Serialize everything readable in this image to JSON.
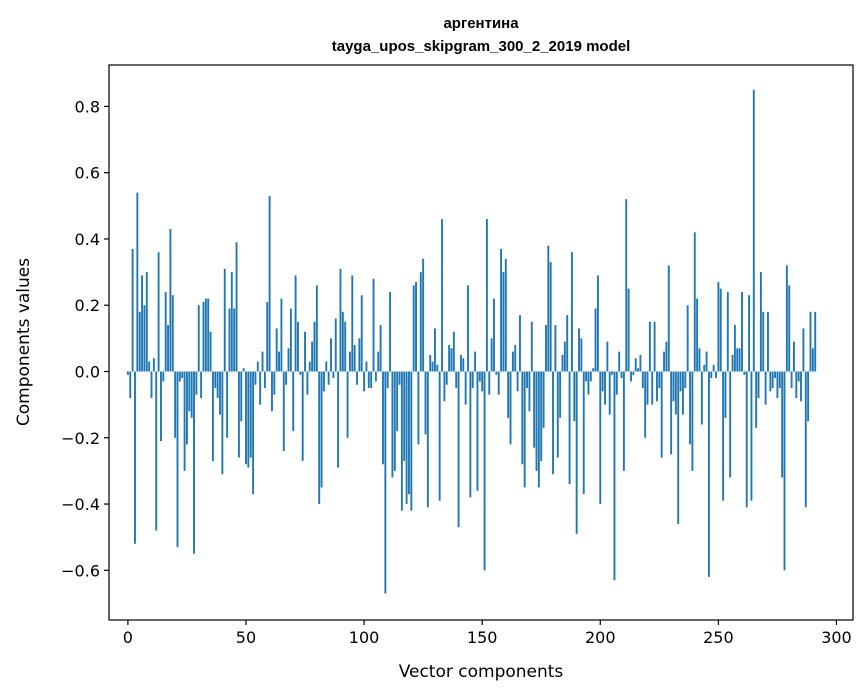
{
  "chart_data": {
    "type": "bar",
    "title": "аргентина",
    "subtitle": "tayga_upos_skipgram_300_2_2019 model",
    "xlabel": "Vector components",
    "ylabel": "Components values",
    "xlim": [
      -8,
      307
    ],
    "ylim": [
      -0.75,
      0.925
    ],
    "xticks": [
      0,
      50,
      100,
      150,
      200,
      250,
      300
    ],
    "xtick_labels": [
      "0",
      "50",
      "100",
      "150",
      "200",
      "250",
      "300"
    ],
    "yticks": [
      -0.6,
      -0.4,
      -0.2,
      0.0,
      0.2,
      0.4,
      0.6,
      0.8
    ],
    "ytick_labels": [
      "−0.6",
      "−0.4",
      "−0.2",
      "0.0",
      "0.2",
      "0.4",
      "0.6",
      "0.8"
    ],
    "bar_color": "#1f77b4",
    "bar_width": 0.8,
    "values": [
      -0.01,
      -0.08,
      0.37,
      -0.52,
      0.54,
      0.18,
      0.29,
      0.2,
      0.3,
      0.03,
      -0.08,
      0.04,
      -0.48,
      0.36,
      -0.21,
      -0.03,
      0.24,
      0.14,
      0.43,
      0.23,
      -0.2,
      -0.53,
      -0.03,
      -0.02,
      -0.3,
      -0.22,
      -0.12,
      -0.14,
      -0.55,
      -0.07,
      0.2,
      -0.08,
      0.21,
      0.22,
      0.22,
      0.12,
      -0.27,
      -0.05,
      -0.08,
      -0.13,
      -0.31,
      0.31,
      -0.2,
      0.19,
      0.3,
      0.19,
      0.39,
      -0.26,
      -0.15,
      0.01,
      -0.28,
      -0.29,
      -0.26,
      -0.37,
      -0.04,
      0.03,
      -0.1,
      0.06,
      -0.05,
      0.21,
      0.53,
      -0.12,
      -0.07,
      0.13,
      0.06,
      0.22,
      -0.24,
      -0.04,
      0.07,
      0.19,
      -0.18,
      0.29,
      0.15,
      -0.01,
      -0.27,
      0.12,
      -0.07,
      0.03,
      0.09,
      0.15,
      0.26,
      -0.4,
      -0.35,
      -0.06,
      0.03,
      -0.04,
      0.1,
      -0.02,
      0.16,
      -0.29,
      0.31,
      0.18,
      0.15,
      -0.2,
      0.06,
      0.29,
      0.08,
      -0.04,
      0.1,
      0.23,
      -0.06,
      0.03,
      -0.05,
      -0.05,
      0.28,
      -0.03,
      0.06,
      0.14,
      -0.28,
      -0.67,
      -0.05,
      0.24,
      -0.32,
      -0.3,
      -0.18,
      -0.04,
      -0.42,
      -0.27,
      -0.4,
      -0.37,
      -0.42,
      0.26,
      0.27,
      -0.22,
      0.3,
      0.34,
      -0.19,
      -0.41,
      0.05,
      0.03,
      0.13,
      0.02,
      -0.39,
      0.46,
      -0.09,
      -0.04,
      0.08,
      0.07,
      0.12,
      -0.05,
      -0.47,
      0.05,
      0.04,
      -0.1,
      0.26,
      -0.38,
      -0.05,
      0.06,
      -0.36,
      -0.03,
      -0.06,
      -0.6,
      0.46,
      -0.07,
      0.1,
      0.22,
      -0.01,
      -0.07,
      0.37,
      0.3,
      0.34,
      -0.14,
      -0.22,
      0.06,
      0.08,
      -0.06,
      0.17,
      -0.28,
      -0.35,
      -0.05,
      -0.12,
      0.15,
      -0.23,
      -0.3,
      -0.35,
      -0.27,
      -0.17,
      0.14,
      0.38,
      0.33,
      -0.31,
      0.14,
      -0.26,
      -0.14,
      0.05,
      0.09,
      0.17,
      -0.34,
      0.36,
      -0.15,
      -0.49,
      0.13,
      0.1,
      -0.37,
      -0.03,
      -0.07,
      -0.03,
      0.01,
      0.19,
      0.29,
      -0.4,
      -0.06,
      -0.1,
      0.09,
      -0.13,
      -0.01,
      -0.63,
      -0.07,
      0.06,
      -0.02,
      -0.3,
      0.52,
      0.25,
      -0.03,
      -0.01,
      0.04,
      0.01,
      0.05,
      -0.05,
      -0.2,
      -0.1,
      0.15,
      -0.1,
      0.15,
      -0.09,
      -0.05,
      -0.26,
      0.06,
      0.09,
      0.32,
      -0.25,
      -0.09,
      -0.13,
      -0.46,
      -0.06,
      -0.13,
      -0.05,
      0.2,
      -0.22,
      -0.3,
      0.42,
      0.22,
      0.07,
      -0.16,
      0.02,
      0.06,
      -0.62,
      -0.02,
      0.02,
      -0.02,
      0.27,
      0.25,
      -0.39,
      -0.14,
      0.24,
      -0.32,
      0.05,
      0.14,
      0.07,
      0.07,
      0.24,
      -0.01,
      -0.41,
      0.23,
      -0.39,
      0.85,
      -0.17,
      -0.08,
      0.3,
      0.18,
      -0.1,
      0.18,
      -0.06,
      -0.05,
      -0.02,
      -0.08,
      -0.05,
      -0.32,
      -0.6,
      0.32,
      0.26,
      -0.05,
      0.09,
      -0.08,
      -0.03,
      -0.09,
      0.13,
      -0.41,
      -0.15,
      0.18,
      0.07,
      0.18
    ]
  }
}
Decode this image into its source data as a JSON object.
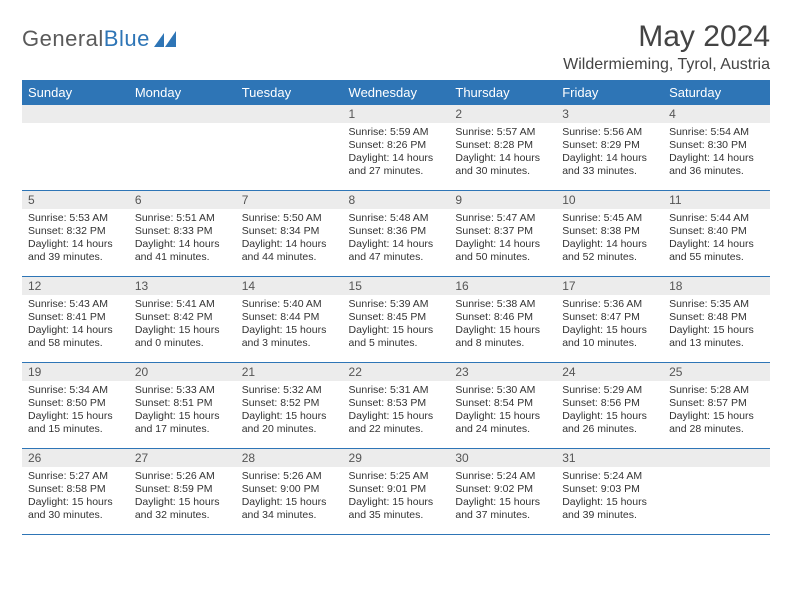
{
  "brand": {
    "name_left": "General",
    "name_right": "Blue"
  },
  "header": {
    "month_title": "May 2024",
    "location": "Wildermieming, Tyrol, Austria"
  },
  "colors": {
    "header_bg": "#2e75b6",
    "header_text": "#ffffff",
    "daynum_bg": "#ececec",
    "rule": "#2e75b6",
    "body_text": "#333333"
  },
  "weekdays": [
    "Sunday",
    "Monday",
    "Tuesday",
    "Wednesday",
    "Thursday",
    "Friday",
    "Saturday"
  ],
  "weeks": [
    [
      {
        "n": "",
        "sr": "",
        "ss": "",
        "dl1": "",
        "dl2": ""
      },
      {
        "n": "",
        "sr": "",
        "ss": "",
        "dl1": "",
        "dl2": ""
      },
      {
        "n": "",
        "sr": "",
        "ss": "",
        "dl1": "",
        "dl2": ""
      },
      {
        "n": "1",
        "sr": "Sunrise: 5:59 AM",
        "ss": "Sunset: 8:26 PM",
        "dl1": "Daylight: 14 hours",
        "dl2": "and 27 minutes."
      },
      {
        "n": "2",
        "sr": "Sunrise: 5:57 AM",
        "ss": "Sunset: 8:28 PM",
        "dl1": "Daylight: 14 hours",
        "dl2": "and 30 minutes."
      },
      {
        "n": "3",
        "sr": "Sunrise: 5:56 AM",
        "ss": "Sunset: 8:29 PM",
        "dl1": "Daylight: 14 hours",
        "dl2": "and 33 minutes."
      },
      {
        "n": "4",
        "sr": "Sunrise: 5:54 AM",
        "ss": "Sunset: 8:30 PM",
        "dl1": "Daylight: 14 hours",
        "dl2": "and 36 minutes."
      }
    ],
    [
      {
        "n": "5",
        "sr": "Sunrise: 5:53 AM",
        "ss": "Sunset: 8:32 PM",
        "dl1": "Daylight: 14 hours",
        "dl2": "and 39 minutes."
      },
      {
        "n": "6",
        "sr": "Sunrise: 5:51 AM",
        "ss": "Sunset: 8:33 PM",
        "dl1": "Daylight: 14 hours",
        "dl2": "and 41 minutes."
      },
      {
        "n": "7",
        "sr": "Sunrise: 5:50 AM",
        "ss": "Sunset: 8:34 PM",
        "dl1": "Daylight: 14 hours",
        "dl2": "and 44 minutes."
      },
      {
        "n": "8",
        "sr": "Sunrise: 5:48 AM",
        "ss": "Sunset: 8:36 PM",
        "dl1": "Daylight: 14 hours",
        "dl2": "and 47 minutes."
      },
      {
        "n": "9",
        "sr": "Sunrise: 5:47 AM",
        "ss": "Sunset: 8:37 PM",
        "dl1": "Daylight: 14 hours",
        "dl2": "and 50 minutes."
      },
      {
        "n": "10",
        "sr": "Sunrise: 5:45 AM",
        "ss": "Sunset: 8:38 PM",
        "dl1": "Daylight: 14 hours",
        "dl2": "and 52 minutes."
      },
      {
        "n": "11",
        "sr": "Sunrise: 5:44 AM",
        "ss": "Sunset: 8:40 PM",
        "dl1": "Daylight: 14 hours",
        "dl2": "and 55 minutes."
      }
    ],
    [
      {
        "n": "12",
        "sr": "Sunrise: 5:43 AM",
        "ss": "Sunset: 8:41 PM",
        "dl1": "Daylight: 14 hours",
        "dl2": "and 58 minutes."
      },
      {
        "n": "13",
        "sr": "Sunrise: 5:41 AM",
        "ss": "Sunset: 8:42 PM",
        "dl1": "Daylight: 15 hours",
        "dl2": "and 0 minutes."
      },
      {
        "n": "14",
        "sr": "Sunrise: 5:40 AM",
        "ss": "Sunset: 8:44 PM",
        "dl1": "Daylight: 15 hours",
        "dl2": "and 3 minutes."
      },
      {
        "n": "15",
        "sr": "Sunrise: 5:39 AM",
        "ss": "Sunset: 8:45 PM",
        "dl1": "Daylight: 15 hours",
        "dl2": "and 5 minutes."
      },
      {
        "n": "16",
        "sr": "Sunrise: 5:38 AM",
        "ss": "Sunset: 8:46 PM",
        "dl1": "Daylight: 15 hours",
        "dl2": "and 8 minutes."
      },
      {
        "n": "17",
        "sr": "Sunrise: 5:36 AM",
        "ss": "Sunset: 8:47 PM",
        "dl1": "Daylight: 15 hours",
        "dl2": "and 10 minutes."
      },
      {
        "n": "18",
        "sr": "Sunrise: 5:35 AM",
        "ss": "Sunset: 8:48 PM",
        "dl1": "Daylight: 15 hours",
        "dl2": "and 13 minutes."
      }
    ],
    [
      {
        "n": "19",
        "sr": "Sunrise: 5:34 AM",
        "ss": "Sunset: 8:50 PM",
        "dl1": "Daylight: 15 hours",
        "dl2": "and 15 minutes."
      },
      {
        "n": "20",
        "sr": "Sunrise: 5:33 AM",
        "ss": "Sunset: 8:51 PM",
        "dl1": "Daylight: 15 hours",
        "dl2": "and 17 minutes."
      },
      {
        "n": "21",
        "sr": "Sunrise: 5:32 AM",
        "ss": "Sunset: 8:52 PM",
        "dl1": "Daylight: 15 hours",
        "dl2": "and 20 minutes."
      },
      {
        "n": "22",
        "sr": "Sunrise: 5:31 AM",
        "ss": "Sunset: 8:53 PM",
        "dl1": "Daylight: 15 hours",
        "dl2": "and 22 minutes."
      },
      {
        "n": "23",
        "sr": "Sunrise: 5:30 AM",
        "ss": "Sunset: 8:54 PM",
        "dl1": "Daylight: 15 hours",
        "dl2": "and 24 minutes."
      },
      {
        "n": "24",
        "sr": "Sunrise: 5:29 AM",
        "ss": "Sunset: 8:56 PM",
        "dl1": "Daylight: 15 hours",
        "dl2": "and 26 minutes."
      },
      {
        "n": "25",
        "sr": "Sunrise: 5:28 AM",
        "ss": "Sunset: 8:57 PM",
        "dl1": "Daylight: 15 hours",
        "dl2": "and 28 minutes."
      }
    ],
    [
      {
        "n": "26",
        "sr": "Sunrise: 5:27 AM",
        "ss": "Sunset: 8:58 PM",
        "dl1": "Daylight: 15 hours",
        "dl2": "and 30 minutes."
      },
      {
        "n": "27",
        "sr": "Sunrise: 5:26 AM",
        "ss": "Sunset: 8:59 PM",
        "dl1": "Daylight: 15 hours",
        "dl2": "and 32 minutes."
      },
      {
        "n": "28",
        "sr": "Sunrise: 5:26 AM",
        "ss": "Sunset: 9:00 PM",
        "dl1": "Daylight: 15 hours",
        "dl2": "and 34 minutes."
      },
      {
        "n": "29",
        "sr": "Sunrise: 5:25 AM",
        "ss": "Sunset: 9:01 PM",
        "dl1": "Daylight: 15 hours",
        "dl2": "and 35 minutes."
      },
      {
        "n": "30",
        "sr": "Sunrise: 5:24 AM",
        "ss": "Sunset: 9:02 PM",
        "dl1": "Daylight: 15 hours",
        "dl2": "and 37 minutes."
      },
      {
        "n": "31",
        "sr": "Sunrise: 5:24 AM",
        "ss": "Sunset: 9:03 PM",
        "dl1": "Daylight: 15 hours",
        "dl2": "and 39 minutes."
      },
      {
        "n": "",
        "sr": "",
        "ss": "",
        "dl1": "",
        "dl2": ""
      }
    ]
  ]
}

○ ○ ○ ○

* **Request**
Review the material and copy each line in which the word "image" appears.

* **Solution to the exercise**
Serialize everything readable in this image to JSON.
Decode this image into its source data as a JSON object.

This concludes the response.